##### Extracted information

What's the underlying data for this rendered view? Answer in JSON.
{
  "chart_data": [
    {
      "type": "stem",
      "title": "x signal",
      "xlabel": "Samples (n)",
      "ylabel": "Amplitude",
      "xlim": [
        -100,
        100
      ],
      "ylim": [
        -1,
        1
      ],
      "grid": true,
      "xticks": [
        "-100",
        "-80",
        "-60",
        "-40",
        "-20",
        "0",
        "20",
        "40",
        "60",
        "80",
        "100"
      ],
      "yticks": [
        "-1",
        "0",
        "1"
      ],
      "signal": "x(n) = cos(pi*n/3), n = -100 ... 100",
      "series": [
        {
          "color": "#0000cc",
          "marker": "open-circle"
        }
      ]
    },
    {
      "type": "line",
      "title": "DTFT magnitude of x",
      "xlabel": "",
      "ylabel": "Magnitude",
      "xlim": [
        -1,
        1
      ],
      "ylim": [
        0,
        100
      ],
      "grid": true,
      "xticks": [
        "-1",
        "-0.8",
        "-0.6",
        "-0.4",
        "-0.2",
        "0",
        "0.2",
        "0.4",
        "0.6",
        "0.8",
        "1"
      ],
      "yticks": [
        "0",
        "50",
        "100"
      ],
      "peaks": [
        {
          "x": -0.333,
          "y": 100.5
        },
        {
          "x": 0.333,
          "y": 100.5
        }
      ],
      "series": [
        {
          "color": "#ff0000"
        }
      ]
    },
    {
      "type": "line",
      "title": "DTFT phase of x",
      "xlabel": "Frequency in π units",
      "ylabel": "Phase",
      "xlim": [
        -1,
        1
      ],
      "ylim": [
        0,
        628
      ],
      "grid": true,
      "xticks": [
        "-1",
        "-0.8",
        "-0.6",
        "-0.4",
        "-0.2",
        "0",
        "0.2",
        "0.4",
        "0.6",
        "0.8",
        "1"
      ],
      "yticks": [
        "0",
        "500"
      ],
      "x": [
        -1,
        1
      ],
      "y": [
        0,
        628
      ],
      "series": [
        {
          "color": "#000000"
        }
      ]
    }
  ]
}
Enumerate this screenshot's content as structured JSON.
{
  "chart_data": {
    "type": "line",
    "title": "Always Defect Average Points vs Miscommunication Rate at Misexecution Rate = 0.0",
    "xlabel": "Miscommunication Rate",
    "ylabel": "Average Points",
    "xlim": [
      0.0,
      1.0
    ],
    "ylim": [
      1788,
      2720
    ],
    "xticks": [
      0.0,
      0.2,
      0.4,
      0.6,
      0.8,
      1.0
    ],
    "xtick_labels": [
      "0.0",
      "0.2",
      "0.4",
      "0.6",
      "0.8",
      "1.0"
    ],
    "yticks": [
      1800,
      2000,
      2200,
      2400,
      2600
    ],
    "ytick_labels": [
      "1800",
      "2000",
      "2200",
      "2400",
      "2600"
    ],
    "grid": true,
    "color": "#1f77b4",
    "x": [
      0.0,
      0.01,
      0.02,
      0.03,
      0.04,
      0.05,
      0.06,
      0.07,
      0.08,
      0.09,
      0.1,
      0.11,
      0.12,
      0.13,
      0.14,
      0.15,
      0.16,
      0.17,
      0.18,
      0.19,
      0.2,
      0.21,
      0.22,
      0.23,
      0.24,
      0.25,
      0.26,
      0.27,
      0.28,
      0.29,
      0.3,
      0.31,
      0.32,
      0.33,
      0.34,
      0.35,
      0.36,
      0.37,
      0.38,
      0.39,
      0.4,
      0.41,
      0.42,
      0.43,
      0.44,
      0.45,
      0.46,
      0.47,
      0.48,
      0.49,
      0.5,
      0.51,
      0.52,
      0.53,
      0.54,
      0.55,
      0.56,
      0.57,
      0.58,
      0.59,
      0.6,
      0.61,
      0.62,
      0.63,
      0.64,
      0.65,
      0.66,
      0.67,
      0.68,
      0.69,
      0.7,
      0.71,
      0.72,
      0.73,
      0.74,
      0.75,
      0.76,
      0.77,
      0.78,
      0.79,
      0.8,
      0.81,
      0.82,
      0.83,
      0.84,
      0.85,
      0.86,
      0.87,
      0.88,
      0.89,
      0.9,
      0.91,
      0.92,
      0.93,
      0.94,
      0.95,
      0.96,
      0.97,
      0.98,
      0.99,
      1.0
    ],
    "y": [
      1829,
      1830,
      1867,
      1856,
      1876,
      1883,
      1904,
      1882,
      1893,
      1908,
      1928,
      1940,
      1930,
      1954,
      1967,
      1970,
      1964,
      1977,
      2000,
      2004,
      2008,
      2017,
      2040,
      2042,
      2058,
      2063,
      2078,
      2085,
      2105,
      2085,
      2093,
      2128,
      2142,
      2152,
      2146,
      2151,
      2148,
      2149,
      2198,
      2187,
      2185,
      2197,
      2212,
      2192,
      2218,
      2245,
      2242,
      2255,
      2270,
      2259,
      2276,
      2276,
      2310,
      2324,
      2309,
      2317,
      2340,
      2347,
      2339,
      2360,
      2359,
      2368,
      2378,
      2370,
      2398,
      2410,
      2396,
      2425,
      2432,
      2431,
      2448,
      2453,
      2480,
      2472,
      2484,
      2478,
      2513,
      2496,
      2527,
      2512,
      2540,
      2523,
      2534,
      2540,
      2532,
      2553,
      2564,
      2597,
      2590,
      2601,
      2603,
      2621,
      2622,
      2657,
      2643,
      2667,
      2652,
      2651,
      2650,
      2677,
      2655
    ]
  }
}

##########

Stated task: Please output the entries above, every line exactly as it reads.

Written response:
What's the underlying data for this rendered view? Answer in JSON.
{
  "chart_data": [
    {
      "type": "stem",
      "title": "x signal",
      "xlabel": "Samples (n)",
      "ylabel": "Amplitude",
      "xlim": [
        -100,
        100
      ],
      "ylim": [
        -1,
        1
      ],
      "grid": true,
      "xticks": [
        "-100",
        "-80",
        "-60",
        "-40",
        "-20",
        "0",
        "20",
        "40",
        "60",
        "80",
        "100"
      ],
      "yticks": [
        "-1",
        "0",
        "1"
      ],
      "signal": "x(n) = cos(pi*n/3), n = -100 ... 100",
      "series": [
        {
          "color": "#0000cc",
          "marker": "open-circle"
        }
      ]
    },
    {
      "type": "line",
      "title": "DTFT magnitude of x",
      "xlabel": "",
      "ylabel": "Magnitude",
      "xlim": [
        -1,
        1
      ],
      "ylim": [
        0,
        100
      ],
      "grid": true,
      "xticks": [
        "-1",
        "-0.8",
        "-0.6",
        "-0.4",
        "-0.2",
        "0",
        "0.2",
        "0.4",
        "0.6",
        "0.8",
        "1"
      ],
      "yticks": [
        "0",
        "50",
        "100"
      ],
      "peaks": [
        {
          "x": -0.333,
          "y": 100.5
        },
        {
          "x": 0.333,
          "y": 100.5
        }
      ],
      "series": [
        {
          "color": "#ff0000"
        }
      ]
    },
    {
      "type": "line",
      "title": "DTFT phase of x",
      "xlabel": "Frequency in π units",
      "ylabel": "Phase",
      "xlim": [
        -1,
        1
      ],
      "ylim": [
        0,
        628
      ],
      "grid": true,
      "xticks": [
        "-1",
        "-0.8",
        "-0.6",
        "-0.4",
        "-0.2",
        "0",
        "0.2",
        "0.4",
        "0.6",
        "0.8",
        "1"
      ],
      "yticks": [
        "0",
        "500"
      ],
      "x": [
        -1,
        1
      ],
      "y": [
        0,
        628
      ],
      "series": [
        {
          "color": "#000000"
        }
      ]
    }
  ]
}
Enumerate this screenshot's content as structured JSON.
{
  "chart_data": {
    "type": "line",
    "title": "Always Defect Average Points vs Miscommunication Rate at Misexecution Rate = 0.0",
    "xlabel": "Miscommunication Rate",
    "ylabel": "Average Points",
    "xlim": [
      0.0,
      1.0
    ],
    "ylim": [
      1788,
      2720
    ],
    "xticks": [
      0.0,
      0.2,
      0.4,
      0.6,
      0.8,
      1.0
    ],
    "xtick_labels": [
      "0.0",
      "0.2",
      "0.4",
      "0.6",
      "0.8",
      "1.0"
    ],
    "yticks": [
      1800,
      2000,
      2200,
      2400,
      2600
    ],
    "ytick_labels": [
      "1800",
      "2000",
      "2200",
      "2400",
      "2600"
    ],
    "grid": true,
    "color": "#1f77b4",
    "x": [
      0.0,
      0.01,
      0.02,
      0.03,
      0.04,
      0.05,
      0.06,
      0.07,
      0.08,
      0.09,
      0.1,
      0.11,
      0.12,
      0.13,
      0.14,
      0.15,
      0.16,
      0.17,
      0.18,
      0.19,
      0.2,
      0.21,
      0.22,
      0.23,
      0.24,
      0.25,
      0.26,
      0.27,
      0.28,
      0.29,
      0.3,
      0.31,
      0.32,
      0.33,
      0.34,
      0.35,
      0.36,
      0.37,
      0.38,
      0.39,
      0.4,
      0.41,
      0.42,
      0.43,
      0.44,
      0.45,
      0.46,
      0.47,
      0.48,
      0.49,
      0.5,
      0.51,
      0.52,
      0.53,
      0.54,
      0.55,
      0.56,
      0.57,
      0.58,
      0.59,
      0.6,
      0.61,
      0.62,
      0.63,
      0.64,
      0.65,
      0.66,
      0.67,
      0.68,
      0.69,
      0.7,
      0.71,
      0.72,
      0.73,
      0.74,
      0.75,
      0.76,
      0.77,
      0.78,
      0.79,
      0.8,
      0.81,
      0.82,
      0.83,
      0.84,
      0.85,
      0.86,
      0.87,
      0.88,
      0.89,
      0.9,
      0.91,
      0.92,
      0.93,
      0.94,
      0.95,
      0.96,
      0.97,
      0.98,
      0.99,
      1.0
    ],
    "y": [
      1829,
      1830,
      1867,
      1856,
      1876,
      1883,
      1904,
      1882,
      1893,
      1908,
      1928,
      1940,
      1930,
      1954,
      1967,
      1970,
      1964,
      1977,
      2000,
      2004,
      2008,
      2017,
      2040,
      2042,
      2058,
      2063,
      2078,
      2085,
      2105,
      2085,
      2093,
      2128,
      2142,
      2152,
      2146,
      2151,
      2148,
      2149,
      2198,
      2187,
      2185,
      2197,
      2212,
      2192,
      2218,
      2245,
      2242,
      2255,
      2270,
      2259,
      2276,
      2276,
      2310,
      2324,
      2309,
      2317,
      2340,
      2347,
      2339,
      2360,
      2359,
      2368,
      2378,
      2370,
      2398,
      2410,
      2396,
      2425,
      2432,
      2431,
      2448,
      2453,
      2480,
      2472,
      2484,
      2478,
      2513,
      2496,
      2527,
      2512,
      2540,
      2523,
      2534,
      2540,
      2532,
      2553,
      2564,
      2597,
      2590,
      2601,
      2603,
      2621,
      2622,
      2657,
      2643,
      2667,
      2652,
      2651,
      2650,
      2677,
      2655
    ]
  }
}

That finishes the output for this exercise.